*Exercise details*. Find all lines in the listing that include the word "Accepted", then copy them.

*Records shown*.
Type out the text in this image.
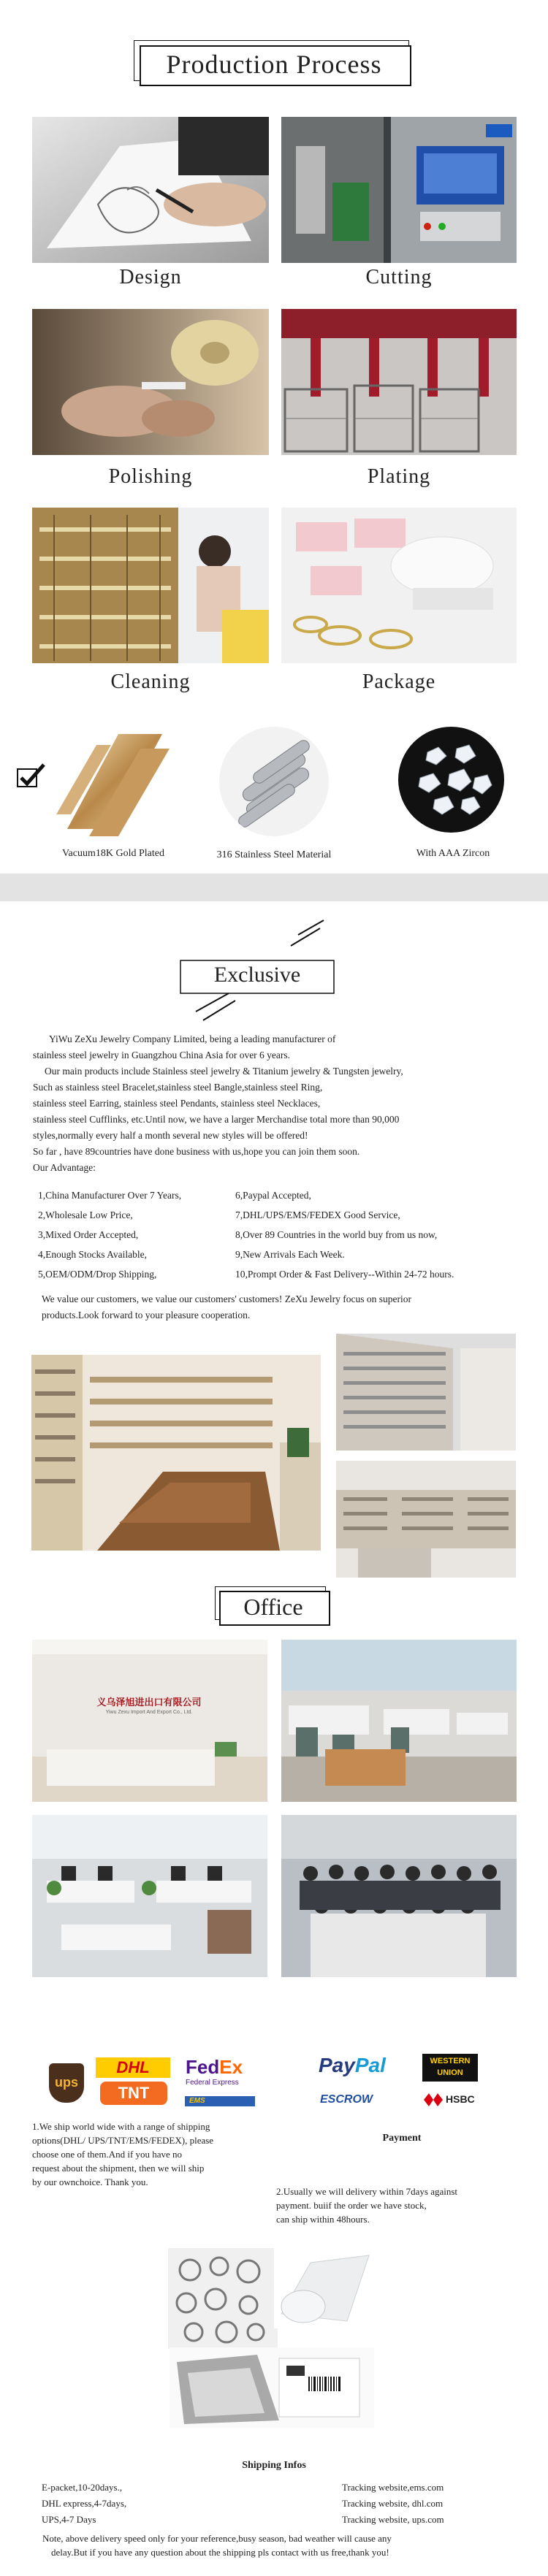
Production Process
Design	Cutting
Polishing	Plating
Cleaning	Package
Vacuum18K Gold Plated	316 Stainless Steel Material	With AAA Zircon
Exclusive
YiWu ZeXu Jewelry Company Limited, being a leading manufacturer of
stainless steel jewelry in Guangzhou China Asia for over 6 years.
Our main products include Stainless steel jewelry & Titanium jewelry & Tungsten jewelry,
Such as stainless steel Bracelet,stainless steel Bangle,stainless steel Ring,
stainless steel Earring, stainless steel Pendants, stainless steel Necklaces,
stainless steel Cufflinks, etc.Until now, we have a larger Merchandise total more than 90,000
styles,normally every half a month several new styles will be offered!
So far , have 89countries have done business with us,hope you can join them soon.
Our Advantage:
1,China Manufacturer Over 7 Years,
2,Wholesale Low Price,
3,Mixed Order Accepted,
4,Enough Stocks Available,
5,OEM/ODM/Drop Shipping,
6,Paypal Accepted,
7,DHL/UPS/EMS/FEDEX Good Service,
8,Over 89 Countries in the world buy from us now,
9,New Arrivals Each Week.
10,Prompt Order & Fast Delivery--Within 24-72 hours.
We value our customers, we value our customers' customers! ZeXu Jewelry focus on superior
products.Look forward to your pleasure cooperation.
Office
义乌泽旭进出口有限公司
Yiwu Zexu Import And Export Co., Ltd.
ups
DHL
TNT
FedEx
Federal Express
EMS
PayPal	WESTERN UNION
ESCROW	HSBC
Payment
1.We ship world wide with a range of shipping
options(DHL/ UPS/TNT/EMS/FEDEX), please
choose one of them.And if you have no
request about the shipment, then we will ship
by our ownchoice. Thank you.
2.Usually we will delivery within 7days against
payment. buiif the order we have stock,
can ship within 48hours.
Shipping Infos
E-packet,10-20days.,	Tracking website,ems.com
DHL express,4-7days,	Tracking website, dhl.com
UPS,4-7 Days	Tracking website, ups.com
Note, above delivery speed only for your reference,busy season, bad weather will cause any
delay.But if you have any question about the shipping pls contact with us free,thank you!
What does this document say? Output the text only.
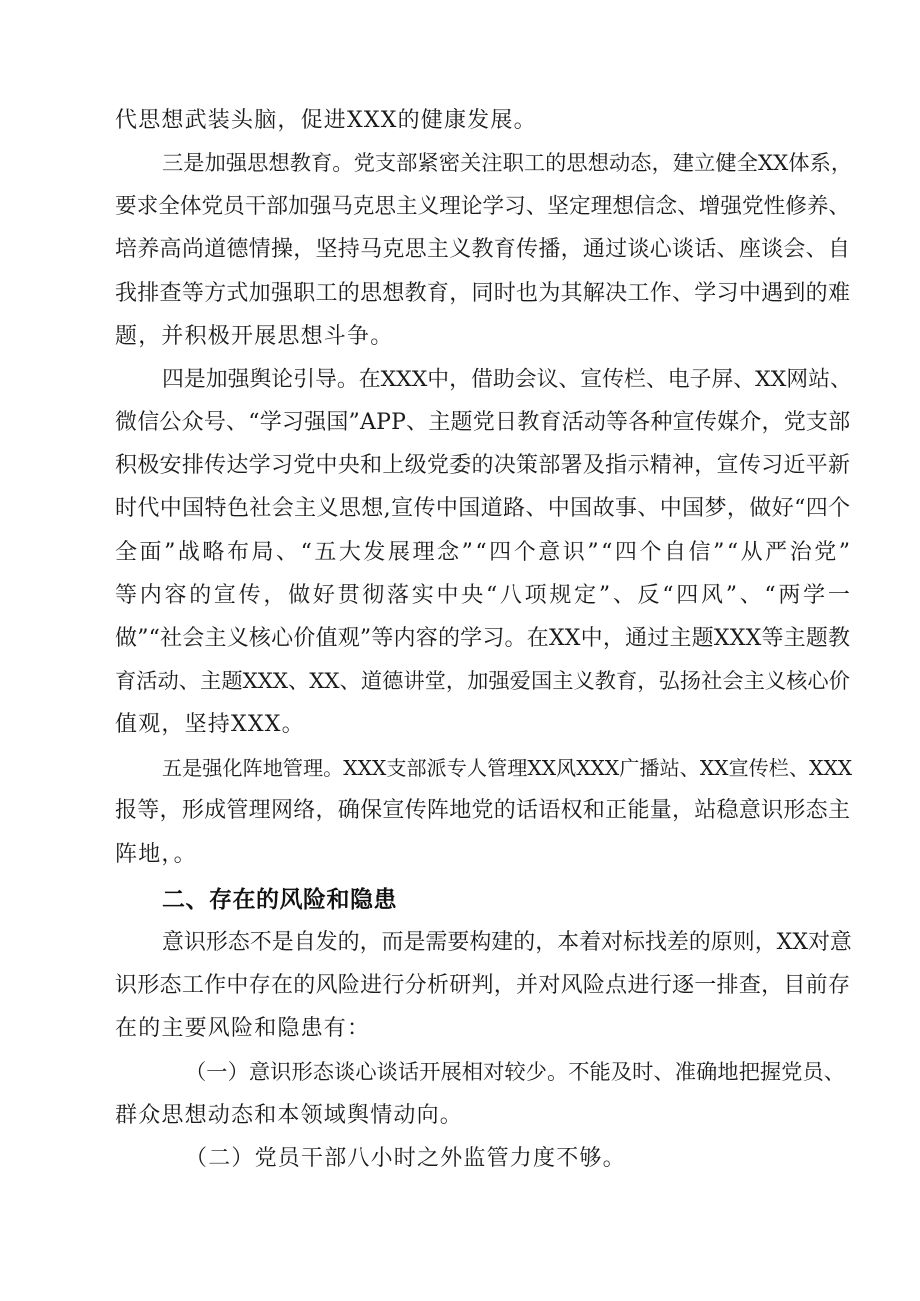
代思想武装头脑，促进XXX的健康发展。

三是加强思想教育。党支部紧密关注职工的思想动态，建立健全XX体系，

要求全体党员干部加强马克思主义理论学习、坚定理想信念、增强党性修养、

培养高尚道德情操，坚持马克思主义教育传播，通过谈心谈话、座谈会、自

我排查等方式加强职工的思想教育，同时也为其解决工作、学习中遇到的难

题，并积极开展思想斗争。

四是加强舆论引导。在XXX中，借助会议、宣传栏、电子屏、XX网站、

微信公众号、“学习强国”APP、主题党日教育活动等各种宣传媒介，党支部

积极安排传达学习党中央和上级党委的决策部署及指示精神，宣传习近平新

时代中国特色社会主义思想,宣传中国道路、中国故事、中国梦，做好“四个

全面”战略布局、“五大发展理念”“四个意识”“四个自信”“从严治党”

等内容的宣传，做好贯彻落实中央“八项规定”、反“四风”、“两学一

做”“社会主义核心价值观”等内容的学习。在XX中，通过主题XXX等主题教

育活动、主题XXX、XX、道德讲堂，加强爱国主义教育，弘扬社会主义核心价

值观，坚持XXX。

五是强化阵地管理。XXX支部派专人管理XX风XXX广播站、XX宣传栏、XXX

报等，形成管理网络，确保宣传阵地党的话语权和正能量，站稳意识形态主

阵地，。

二、存在的风险和隐患

意识形态不是自发的，而是需要构建的，本着对标找差的原则，XX对意

识形态工作中存在的风险进行分析研判，并对风险点进行逐一排查，目前存

在的主要风险和隐患有：

（一）意识形态谈心谈话开展相对较少。不能及时、准确地把握党员、

群众思想动态和本领域舆情动向。

（二）党员干部八小时之外监管力度不够。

*Response to this task*.
3,Mixed Order Accepted,
6,Paypal Accepted,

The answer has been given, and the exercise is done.